### The problem
All entries should be output exactly as they stand.

### Recorded information
++++++++++++++++++++
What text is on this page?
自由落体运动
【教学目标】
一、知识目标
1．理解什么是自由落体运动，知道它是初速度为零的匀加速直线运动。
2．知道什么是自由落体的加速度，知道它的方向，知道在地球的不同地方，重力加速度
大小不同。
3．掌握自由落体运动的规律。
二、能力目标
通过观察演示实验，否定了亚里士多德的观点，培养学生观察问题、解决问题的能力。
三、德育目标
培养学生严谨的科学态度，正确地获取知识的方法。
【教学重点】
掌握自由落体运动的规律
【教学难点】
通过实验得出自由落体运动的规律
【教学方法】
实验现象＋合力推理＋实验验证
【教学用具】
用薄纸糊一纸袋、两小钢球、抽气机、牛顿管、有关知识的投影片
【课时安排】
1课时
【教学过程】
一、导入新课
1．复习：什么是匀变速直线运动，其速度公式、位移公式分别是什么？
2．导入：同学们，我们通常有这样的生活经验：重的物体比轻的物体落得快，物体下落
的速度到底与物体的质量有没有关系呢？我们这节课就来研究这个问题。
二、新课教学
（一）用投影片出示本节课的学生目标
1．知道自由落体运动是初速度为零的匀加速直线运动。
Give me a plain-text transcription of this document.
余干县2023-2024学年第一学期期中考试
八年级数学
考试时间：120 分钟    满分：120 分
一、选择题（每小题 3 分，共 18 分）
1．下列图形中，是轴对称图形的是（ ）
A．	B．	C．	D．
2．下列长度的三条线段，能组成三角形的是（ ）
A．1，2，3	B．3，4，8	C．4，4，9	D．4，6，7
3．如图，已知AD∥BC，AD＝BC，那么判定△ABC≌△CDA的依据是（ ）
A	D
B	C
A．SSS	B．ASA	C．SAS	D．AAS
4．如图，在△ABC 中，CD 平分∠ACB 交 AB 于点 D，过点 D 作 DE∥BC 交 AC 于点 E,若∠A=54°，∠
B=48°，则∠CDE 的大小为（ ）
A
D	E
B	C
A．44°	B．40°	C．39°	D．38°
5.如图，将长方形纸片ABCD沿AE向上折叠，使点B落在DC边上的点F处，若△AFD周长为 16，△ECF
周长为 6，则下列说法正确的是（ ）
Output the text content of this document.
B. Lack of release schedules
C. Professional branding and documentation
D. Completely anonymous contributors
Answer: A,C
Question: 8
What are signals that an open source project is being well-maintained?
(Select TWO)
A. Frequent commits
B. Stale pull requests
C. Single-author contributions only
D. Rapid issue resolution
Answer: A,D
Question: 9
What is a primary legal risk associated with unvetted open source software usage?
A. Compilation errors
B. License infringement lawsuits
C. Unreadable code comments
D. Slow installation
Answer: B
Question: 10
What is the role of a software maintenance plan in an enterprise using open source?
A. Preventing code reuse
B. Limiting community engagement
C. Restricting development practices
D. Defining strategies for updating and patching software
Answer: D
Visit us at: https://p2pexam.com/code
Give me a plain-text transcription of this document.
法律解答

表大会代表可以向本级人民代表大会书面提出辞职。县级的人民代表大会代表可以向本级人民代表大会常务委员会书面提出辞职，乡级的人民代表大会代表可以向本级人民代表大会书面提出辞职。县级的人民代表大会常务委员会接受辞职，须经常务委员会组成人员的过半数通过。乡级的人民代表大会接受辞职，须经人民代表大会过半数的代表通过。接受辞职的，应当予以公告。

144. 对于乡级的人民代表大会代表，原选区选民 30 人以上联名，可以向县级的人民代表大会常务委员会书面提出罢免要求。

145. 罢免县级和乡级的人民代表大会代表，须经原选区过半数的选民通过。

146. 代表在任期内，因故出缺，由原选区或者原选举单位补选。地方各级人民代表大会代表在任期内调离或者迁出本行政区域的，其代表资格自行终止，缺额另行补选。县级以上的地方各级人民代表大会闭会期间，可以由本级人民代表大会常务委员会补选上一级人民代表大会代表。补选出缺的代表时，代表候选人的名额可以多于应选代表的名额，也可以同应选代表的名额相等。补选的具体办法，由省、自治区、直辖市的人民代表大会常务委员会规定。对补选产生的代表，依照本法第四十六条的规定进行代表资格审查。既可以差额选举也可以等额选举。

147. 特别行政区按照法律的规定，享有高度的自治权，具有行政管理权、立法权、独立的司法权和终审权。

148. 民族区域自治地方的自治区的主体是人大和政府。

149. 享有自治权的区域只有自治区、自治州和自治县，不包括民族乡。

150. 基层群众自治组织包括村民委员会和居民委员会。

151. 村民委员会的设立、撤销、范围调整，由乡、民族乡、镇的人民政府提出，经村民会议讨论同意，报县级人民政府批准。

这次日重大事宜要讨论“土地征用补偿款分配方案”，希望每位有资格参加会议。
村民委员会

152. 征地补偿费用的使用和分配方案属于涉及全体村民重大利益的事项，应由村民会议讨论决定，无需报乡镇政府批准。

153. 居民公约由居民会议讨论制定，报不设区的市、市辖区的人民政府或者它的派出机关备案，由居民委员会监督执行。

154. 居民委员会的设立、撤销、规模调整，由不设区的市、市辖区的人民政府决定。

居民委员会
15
++++++++++++++++++++
### Completed task
What text is on this page?
自由落体运动
【教学目标】
一、知识目标
1．理解什么是自由落体运动，知道它是初速度为零的匀加速直线运动。
2．知道什么是自由落体的加速度，知道它的方向，知道在地球的不同地方，重力加速度
大小不同。
3．掌握自由落体运动的规律。
二、能力目标
通过观察演示实验，否定了亚里士多德的观点，培养学生观察问题、解决问题的能力。
三、德育目标
培养学生严谨的科学态度，正确地获取知识的方法。
【教学重点】
掌握自由落体运动的规律
【教学难点】
通过实验得出自由落体运动的规律
【教学方法】
实验现象＋合力推理＋实验验证
【教学用具】
用薄纸糊一纸袋、两小钢球、抽气机、牛顿管、有关知识的投影片
【课时安排】
1课时
【教学过程】
一、导入新课
1．复习：什么是匀变速直线运动，其速度公式、位移公式分别是什么？
2．导入：同学们，我们通常有这样的生活经验：重的物体比轻的物体落得快，物体下落
的速度到底与物体的质量有没有关系呢？我们这节课就来研究这个问题。
二、新课教学
（一）用投影片出示本节课的学生目标
1．知道自由落体运动是初速度为零的匀加速直线运动。
Give me a plain-text transcription of this document.
余干县2023-2024学年第一学期期中考试
八年级数学
考试时间：120 分钟    满分：120 分
一、选择题（每小题 3 分，共 18 分）
1．下列图形中，是轴对称图形的是（ ）
A．	B．	C．	D．
2．下列长度的三条线段，能组成三角形的是（ ）
A．1，2，3	B．3，4，8	C．4，4，9	D．4，6，7
3．如图，已知AD∥BC，AD＝BC，那么判定△ABC≌△CDA的依据是（ ）
A	D
B	C
A．SSS	B．ASA	C．SAS	D．AAS
4．如图，在△ABC 中，CD 平分∠ACB 交 AB 于点 D，过点 D 作 DE∥BC 交 AC 于点 E,若∠A=54°，∠
B=48°，则∠CDE 的大小为（ ）
A
D	E
B	C
A．44°	B．40°	C．39°	D．38°
5.如图，将长方形纸片ABCD沿AE向上折叠，使点B落在DC边上的点F处，若△AFD周长为 16，△ECF
周长为 6，则下列说法正确的是（ ）
Output the text content of this document.
B. Lack of release schedules
C. Professional branding and documentation
D. Completely anonymous contributors
Answer: A,C
Question: 8
What are signals that an open source project is being well-maintained?
(Select TWO)
A. Frequent commits
B. Stale pull requests
C. Single-author contributions only
D. Rapid issue resolution
Answer: A,D
Question: 9
What is a primary legal risk associated with unvetted open source software usage?
A. Compilation errors
B. License infringement lawsuits
C. Unreadable code comments
D. Slow installation
Answer: B
Question: 10
What is the role of a software maintenance plan in an enterprise using open source?
A. Preventing code reuse
B. Limiting community engagement
C. Restricting development practices
D. Defining strategies for updating and patching software
Answer: D
Visit us at: https://p2pexam.com/code
Give me a plain-text transcription of this document.
法律解答

表大会代表可以向本级人民代表大会书面提出辞职。县级的人民代表大会代表可以向本级人民代表大会常务委员会书面提出辞职，乡级的人民代表大会代表可以向本级人民代表大会书面提出辞职。县级的人民代表大会常务委员会接受辞职，须经常务委员会组成人员的过半数通过。乡级的人民代表大会接受辞职，须经人民代表大会过半数的代表通过。接受辞职的，应当予以公告。

144. 对于乡级的人民代表大会代表，原选区选民 30 人以上联名，可以向县级的人民代表大会常务委员会书面提出罢免要求。

145. 罢免县级和乡级的人民代表大会代表，须经原选区过半数的选民通过。

146. 代表在任期内，因故出缺，由原选区或者原选举单位补选。地方各级人民代表大会代表在任期内调离或者迁出本行政区域的，其代表资格自行终止，缺额另行补选。县级以上的地方各级人民代表大会闭会期间，可以由本级人民代表大会常务委员会补选上一级人民代表大会代表。补选出缺的代表时，代表候选人的名额可以多于应选代表的名额，也可以同应选代表的名额相等。补选的具体办法，由省、自治区、直辖市的人民代表大会常务委员会规定。对补选产生的代表，依照本法第四十六条的规定进行代表资格审查。既可以差额选举也可以等额选举。

147. 特别行政区按照法律的规定，享有高度的自治权，具有行政管理权、立法权、独立的司法权和终审权。

148. 民族区域自治地方的自治区的主体是人大和政府。

149. 享有自治权的区域只有自治区、自治州和自治县，不包括民族乡。

150. 基层群众自治组织包括村民委员会和居民委员会。

151. 村民委员会的设立、撤销、范围调整，由乡、民族乡、镇的人民政府提出，经村民会议讨论同意，报县级人民政府批准。

这次日重大事宜要讨论“土地征用补偿款分配方案”，希望每位有资格参加会议。
村民委员会

152. 征地补偿费用的使用和分配方案属于涉及全体村民重大利益的事项，应由村民会议讨论决定，无需报乡镇政府批准。

153. 居民公约由居民会议讨论制定，报不设区的市、市辖区的人民政府或者它的派出机关备案，由居民委员会监督执行。

154. 居民委员会的设立、撤销、规模调整，由不设区的市、市辖区的人民政府决定。

居民委员会
15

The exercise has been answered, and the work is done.